BEGIN DATA RECORDS

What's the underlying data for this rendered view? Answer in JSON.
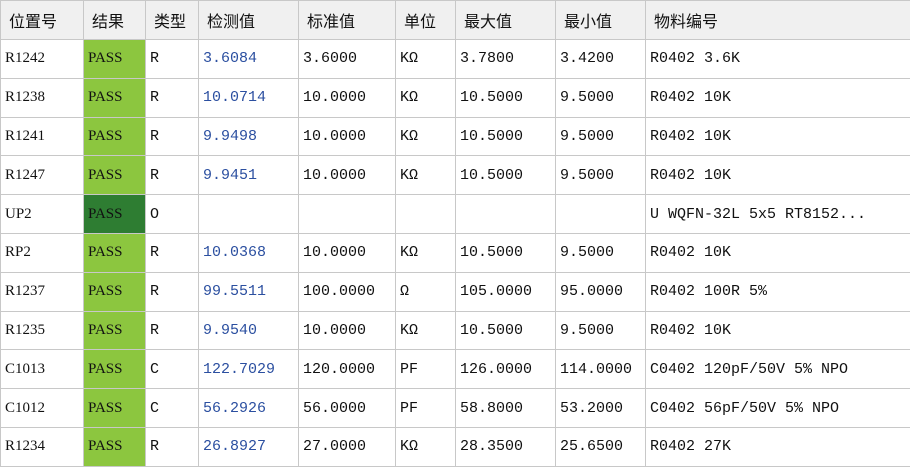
{
  "colors": {
    "pass": "#8cc63f",
    "pass_selected": "#2e7d32",
    "measured": "#2b4fa0"
  },
  "headers": [
    "位置号",
    "结果",
    "类型",
    "检测值",
    "标准值",
    "单位",
    "最大值",
    "最小值",
    "物料编号"
  ],
  "rows": [
    [
      "R1242",
      "PASS",
      "R",
      "3.6084",
      "3.6000",
      "KΩ",
      "3.7800",
      "3.4200",
      "R0402 3.6K"
    ],
    [
      "R1238",
      "PASS",
      "R",
      "10.0714",
      "10.0000",
      "KΩ",
      "10.5000",
      "9.5000",
      "R0402 10K"
    ],
    [
      "R1241",
      "PASS",
      "R",
      "9.9498",
      "10.0000",
      "KΩ",
      "10.5000",
      "9.5000",
      "R0402 10K"
    ],
    [
      "R1247",
      "PASS",
      "R",
      "9.9451",
      "10.0000",
      "KΩ",
      "10.5000",
      "9.5000",
      "R0402 10K"
    ],
    [
      "UP2",
      "PASS",
      "O",
      "",
      "",
      "",
      "",
      "",
      "U WQFN-32L 5x5  RT8152..."
    ],
    [
      "RP2",
      "PASS",
      "R",
      "10.0368",
      "10.0000",
      "KΩ",
      "10.5000",
      "9.5000",
      "R0402 10K"
    ],
    [
      "R1237",
      "PASS",
      "R",
      "99.5511",
      "100.0000",
      "Ω",
      "105.0000",
      "95.0000",
      "R0402 100R 5%"
    ],
    [
      "R1235",
      "PASS",
      "R",
      "9.9540",
      "10.0000",
      "KΩ",
      "10.5000",
      "9.5000",
      "R0402 10K"
    ],
    [
      "C1013",
      "PASS",
      "C",
      "122.7029",
      "120.0000",
      "PF",
      "126.0000",
      "114.0000",
      "C0402 120pF/50V 5% NPO"
    ],
    [
      "C1012",
      "PASS",
      "C",
      "56.2926",
      "56.0000",
      "PF",
      "58.8000",
      "53.2000",
      "C0402 56pF/50V 5% NPO"
    ],
    [
      "R1234",
      "PASS",
      "R",
      "26.8927",
      "27.0000",
      "KΩ",
      "28.3500",
      "25.6500",
      "R0402 27K"
    ]
  ]
}
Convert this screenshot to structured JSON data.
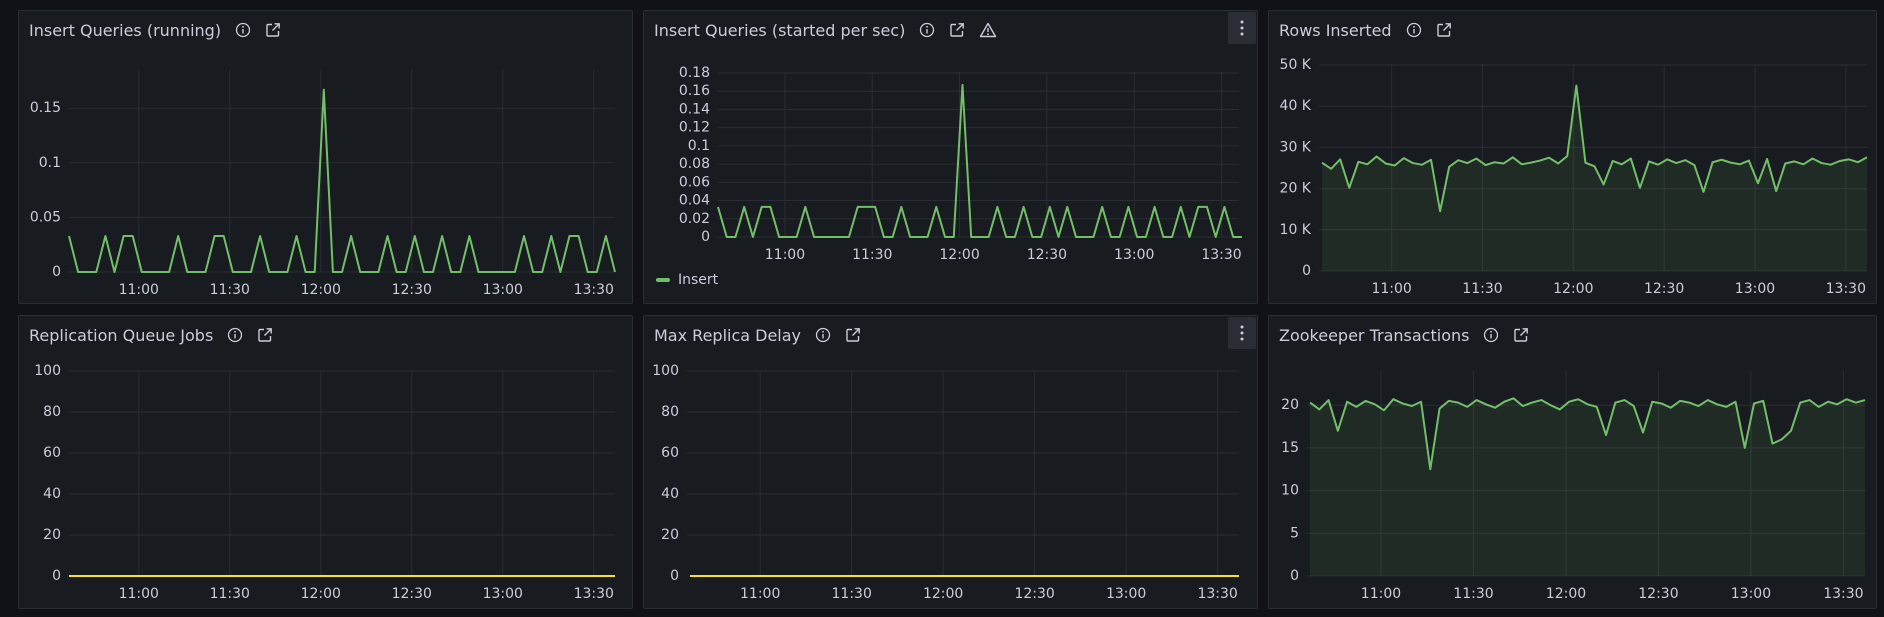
{
  "chart_data": [
    {
      "type": "line",
      "title": "Insert Queries (running)",
      "x": [
        "10:37",
        "10:40",
        "10:43",
        "10:46",
        "10:49",
        "10:52",
        "10:55",
        "10:58",
        "11:01",
        "11:04",
        "11:07",
        "11:10",
        "11:13",
        "11:16",
        "11:19",
        "11:22",
        "11:25",
        "11:28",
        "11:31",
        "11:34",
        "11:37",
        "11:40",
        "11:43",
        "11:46",
        "11:49",
        "11:52",
        "11:55",
        "11:58",
        "12:01",
        "12:04",
        "12:07",
        "12:10",
        "12:13",
        "12:16",
        "12:19",
        "12:22",
        "12:25",
        "12:28",
        "12:31",
        "12:34",
        "12:37",
        "12:40",
        "12:43",
        "12:46",
        "12:49",
        "12:52",
        "12:55",
        "12:58",
        "13:01",
        "13:04",
        "13:07",
        "13:10",
        "13:13",
        "13:16",
        "13:19",
        "13:22",
        "13:25",
        "13:28",
        "13:31",
        "13:34",
        "13:37"
      ],
      "values": [
        0.033,
        0,
        0,
        0,
        0.033,
        0,
        0.033,
        0.033,
        0,
        0,
        0,
        0,
        0.033,
        0,
        0,
        0,
        0.033,
        0.033,
        0,
        0,
        0,
        0.033,
        0,
        0,
        0,
        0.033,
        0,
        0,
        0.167,
        0,
        0,
        0.033,
        0,
        0,
        0,
        0.033,
        0,
        0,
        0.033,
        0,
        0,
        0.033,
        0,
        0,
        0.033,
        0,
        0,
        0,
        0,
        0,
        0.033,
        0,
        0,
        0.033,
        0,
        0.033,
        0.033,
        0,
        0,
        0.033,
        0
      ],
      "color": "#73bf69",
      "fill_area": false,
      "xlim": [
        "10:37",
        "13:37"
      ],
      "xticks": [
        "11:00",
        "11:30",
        "12:00",
        "12:30",
        "13:00",
        "13:30"
      ],
      "ylim": [
        0,
        0.185
      ],
      "yticks": [
        0,
        0.05,
        0.1,
        0.15
      ],
      "grid": true
    },
    {
      "type": "line",
      "title": "Insert Queries (started per sec)",
      "x": [
        "10:37",
        "10:40",
        "10:43",
        "10:46",
        "10:49",
        "10:52",
        "10:55",
        "10:58",
        "11:01",
        "11:04",
        "11:07",
        "11:10",
        "11:13",
        "11:16",
        "11:19",
        "11:22",
        "11:25",
        "11:28",
        "11:31",
        "11:34",
        "11:37",
        "11:40",
        "11:43",
        "11:46",
        "11:49",
        "11:52",
        "11:55",
        "11:58",
        "12:01",
        "12:04",
        "12:07",
        "12:10",
        "12:13",
        "12:16",
        "12:19",
        "12:22",
        "12:25",
        "12:28",
        "12:31",
        "12:34",
        "12:37",
        "12:40",
        "12:43",
        "12:46",
        "12:49",
        "12:52",
        "12:55",
        "12:58",
        "13:01",
        "13:04",
        "13:07",
        "13:10",
        "13:13",
        "13:16",
        "13:19",
        "13:22",
        "13:25",
        "13:28",
        "13:31",
        "13:34",
        "13:37"
      ],
      "series": [
        {
          "name": "Insert",
          "color": "#73bf69",
          "values": [
            0.033,
            0,
            0,
            0.033,
            0,
            0.033,
            0.033,
            0,
            0,
            0,
            0.033,
            0,
            0,
            0,
            0,
            0,
            0.033,
            0.033,
            0.033,
            0,
            0,
            0.033,
            0,
            0,
            0,
            0.033,
            0,
            0,
            0.167,
            0,
            0,
            0,
            0.033,
            0,
            0,
            0.033,
            0,
            0,
            0.033,
            0,
            0.033,
            0,
            0,
            0,
            0.033,
            0,
            0,
            0.033,
            0,
            0,
            0.033,
            0,
            0,
            0.033,
            0,
            0.033,
            0.033,
            0,
            0.033,
            0,
            0
          ]
        }
      ],
      "fill_area": false,
      "legend": "bottom-left",
      "xlim": [
        "10:37",
        "13:36"
      ],
      "xticks": [
        "11:00",
        "11:30",
        "12:00",
        "12:30",
        "13:00",
        "13:30"
      ],
      "ylim": [
        0,
        0.18
      ],
      "yticks": [
        0,
        0.02,
        0.04,
        0.06,
        0.08,
        0.1,
        0.12,
        0.14,
        0.16,
        0.18
      ],
      "grid": true
    },
    {
      "type": "line",
      "title": "Rows Inserted",
      "x": [
        "10:37",
        "10:40",
        "10:43",
        "10:46",
        "10:49",
        "10:52",
        "10:55",
        "10:58",
        "11:01",
        "11:04",
        "11:07",
        "11:10",
        "11:13",
        "11:16",
        "11:19",
        "11:22",
        "11:25",
        "11:28",
        "11:31",
        "11:34",
        "11:37",
        "11:40",
        "11:43",
        "11:46",
        "11:49",
        "11:52",
        "11:55",
        "11:58",
        "12:01",
        "12:04",
        "12:07",
        "12:10",
        "12:13",
        "12:16",
        "12:19",
        "12:22",
        "12:25",
        "12:28",
        "12:31",
        "12:34",
        "12:37",
        "12:40",
        "12:43",
        "12:46",
        "12:49",
        "12:52",
        "12:55",
        "12:58",
        "13:01",
        "13:04",
        "13:07",
        "13:10",
        "13:13",
        "13:16",
        "13:19",
        "13:22",
        "13:25",
        "13:28",
        "13:31",
        "13:34",
        "13:37"
      ],
      "values": [
        26300,
        24800,
        27100,
        20200,
        26500,
        25900,
        27800,
        26100,
        25600,
        27400,
        26200,
        25800,
        27000,
        14500,
        25300,
        26900,
        26200,
        27300,
        25700,
        26400,
        26100,
        27600,
        25900,
        26300,
        26800,
        27500,
        26100,
        27900,
        45000,
        26300,
        25400,
        21000,
        26700,
        25900,
        27300,
        20200,
        26600,
        25800,
        27100,
        26200,
        26900,
        25700,
        19200,
        26400,
        27000,
        26300,
        25900,
        26800,
        21300,
        27200,
        19400,
        26100,
        26600,
        25900,
        27300,
        26200,
        25800,
        26700,
        27100,
        26400,
        27600
      ],
      "color": "#73bf69",
      "fill_area": true,
      "xlim": [
        "10:36",
        "13:37"
      ],
      "xticks": [
        "11:00",
        "11:30",
        "12:00",
        "12:30",
        "13:00",
        "13:30"
      ],
      "ylim": [
        0,
        50000
      ],
      "yticks": [
        0,
        {
          "value": 10000,
          "label": "10 K"
        },
        {
          "value": 20000,
          "label": "20 K"
        },
        {
          "value": 30000,
          "label": "30 K"
        },
        {
          "value": 40000,
          "label": "40 K"
        },
        {
          "value": 50000,
          "label": "50 K"
        }
      ],
      "grid": true
    },
    {
      "type": "line",
      "title": "Replication Queue Jobs",
      "x": [
        "10:37",
        "10:40",
        "10:43",
        "10:46",
        "10:49",
        "10:52",
        "10:55",
        "10:58",
        "11:01",
        "11:04",
        "11:07",
        "11:10",
        "11:13",
        "11:16",
        "11:19",
        "11:22",
        "11:25",
        "11:28",
        "11:31",
        "11:34",
        "11:37",
        "11:40",
        "11:43",
        "11:46",
        "11:49",
        "11:52",
        "11:55",
        "11:58",
        "12:01",
        "12:04",
        "12:07",
        "12:10",
        "12:13",
        "12:16",
        "12:19",
        "12:22",
        "12:25",
        "12:28",
        "12:31",
        "12:34",
        "12:37",
        "12:40",
        "12:43",
        "12:46",
        "12:49",
        "12:52",
        "12:55",
        "12:58",
        "13:01",
        "13:04",
        "13:07",
        "13:10",
        "13:13",
        "13:16",
        "13:19",
        "13:22",
        "13:25",
        "13:28",
        "13:31",
        "13:34",
        "13:37"
      ],
      "values": [
        0,
        0,
        0,
        0,
        0,
        0,
        0,
        0,
        0,
        0,
        0,
        0,
        0,
        0,
        0,
        0,
        0,
        0,
        0,
        0,
        0,
        0,
        0,
        0,
        0,
        0,
        0,
        0,
        0,
        0,
        0,
        0,
        0,
        0,
        0,
        0,
        0,
        0,
        0,
        0,
        0,
        0,
        0,
        0,
        0,
        0,
        0,
        0,
        0,
        0,
        0,
        0,
        0,
        0,
        0,
        0,
        0,
        0,
        0,
        0,
        0
      ],
      "color": "#fade2a",
      "fill_area": false,
      "xlim": [
        "10:37",
        "13:37"
      ],
      "xticks": [
        "11:00",
        "11:30",
        "12:00",
        "12:30",
        "13:00",
        "13:30"
      ],
      "ylim": [
        0,
        100
      ],
      "yticks": [
        0,
        20,
        40,
        60,
        80,
        100
      ],
      "grid": true
    },
    {
      "type": "line",
      "title": "Max Replica Delay",
      "x": [
        "10:37",
        "10:40",
        "10:43",
        "10:46",
        "10:49",
        "10:52",
        "10:55",
        "10:58",
        "11:01",
        "11:04",
        "11:07",
        "11:10",
        "11:13",
        "11:16",
        "11:19",
        "11:22",
        "11:25",
        "11:28",
        "11:31",
        "11:34",
        "11:37",
        "11:40",
        "11:43",
        "11:46",
        "11:49",
        "11:52",
        "11:55",
        "11:58",
        "12:01",
        "12:04",
        "12:07",
        "12:10",
        "12:13",
        "12:16",
        "12:19",
        "12:22",
        "12:25",
        "12:28",
        "12:31",
        "12:34",
        "12:37",
        "12:40",
        "12:43",
        "12:46",
        "12:49",
        "12:52",
        "12:55",
        "12:58",
        "13:01",
        "13:04",
        "13:07",
        "13:10",
        "13:13",
        "13:16",
        "13:19",
        "13:22",
        "13:25",
        "13:28",
        "13:31",
        "13:34",
        "13:37"
      ],
      "values": [
        0,
        0,
        0,
        0,
        0,
        0,
        0,
        0,
        0,
        0,
        0,
        0,
        0,
        0,
        0,
        0,
        0,
        0,
        0,
        0,
        0,
        0,
        0,
        0,
        0,
        0,
        0,
        0,
        0,
        0,
        0,
        0,
        0,
        0,
        0,
        0,
        0,
        0,
        0,
        0,
        0,
        0,
        0,
        0,
        0,
        0,
        0,
        0,
        0,
        0,
        0,
        0,
        0,
        0,
        0,
        0,
        0,
        0,
        0,
        0,
        0
      ],
      "color": "#fade2a",
      "fill_area": false,
      "xlim": [
        "10:36",
        "13:37"
      ],
      "xticks": [
        "11:00",
        "11:30",
        "12:00",
        "12:30",
        "13:00",
        "13:30"
      ],
      "ylim": [
        0,
        100
      ],
      "yticks": [
        0,
        20,
        40,
        60,
        80,
        100
      ],
      "grid": true
    },
    {
      "type": "line",
      "title": "Zookeeper Transactions",
      "x": [
        "10:37",
        "10:40",
        "10:43",
        "10:46",
        "10:49",
        "10:52",
        "10:55",
        "10:58",
        "11:01",
        "11:04",
        "11:07",
        "11:10",
        "11:13",
        "11:16",
        "11:19",
        "11:22",
        "11:25",
        "11:28",
        "11:31",
        "11:34",
        "11:37",
        "11:40",
        "11:43",
        "11:46",
        "11:49",
        "11:52",
        "11:55",
        "11:58",
        "12:01",
        "12:04",
        "12:07",
        "12:10",
        "12:13",
        "12:16",
        "12:19",
        "12:22",
        "12:25",
        "12:28",
        "12:31",
        "12:34",
        "12:37",
        "12:40",
        "12:43",
        "12:46",
        "12:49",
        "12:52",
        "12:55",
        "12:58",
        "13:01",
        "13:04",
        "13:07",
        "13:10",
        "13:13",
        "13:16",
        "13:19",
        "13:22",
        "13:25",
        "13:28",
        "13:31",
        "13:34",
        "13:37"
      ],
      "values": [
        20.3,
        19.5,
        20.6,
        17,
        20.4,
        19.8,
        20.5,
        20.1,
        19.4,
        20.7,
        20.2,
        19.9,
        20.4,
        12.5,
        19.6,
        20.5,
        20.3,
        19.8,
        20.6,
        20.1,
        19.7,
        20.4,
        20.8,
        19.9,
        20.3,
        20.6,
        20,
        19.5,
        20.4,
        20.7,
        20.1,
        19.8,
        16.5,
        20.3,
        20.6,
        19.9,
        16.8,
        20.4,
        20.2,
        19.7,
        20.5,
        20.3,
        19.9,
        20.6,
        20.1,
        19.8,
        20.4,
        15,
        20.2,
        20.5,
        15.5,
        16,
        17,
        20.3,
        20.6,
        19.8,
        20.4,
        20.1,
        20.7,
        20.3,
        20.6
      ],
      "color": "#73bf69",
      "fill_area": true,
      "xlim": [
        "10:36",
        "13:37"
      ],
      "xticks": [
        "11:00",
        "11:30",
        "12:00",
        "12:30",
        "13:00",
        "13:30"
      ],
      "ylim": [
        0,
        24
      ],
      "yticks": [
        0,
        5,
        10,
        15,
        20
      ],
      "grid": true
    }
  ]
}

END DATA RECORDS

* _INSTRUCTIONS FOR THE TASK_: Each line with the string "JSON" in it needs to be found and copied.

* _SOLUTION BELOW_:
What's the underlying data for this rendered view? Answer in JSON.
Convert this screenshot to structured JSON data.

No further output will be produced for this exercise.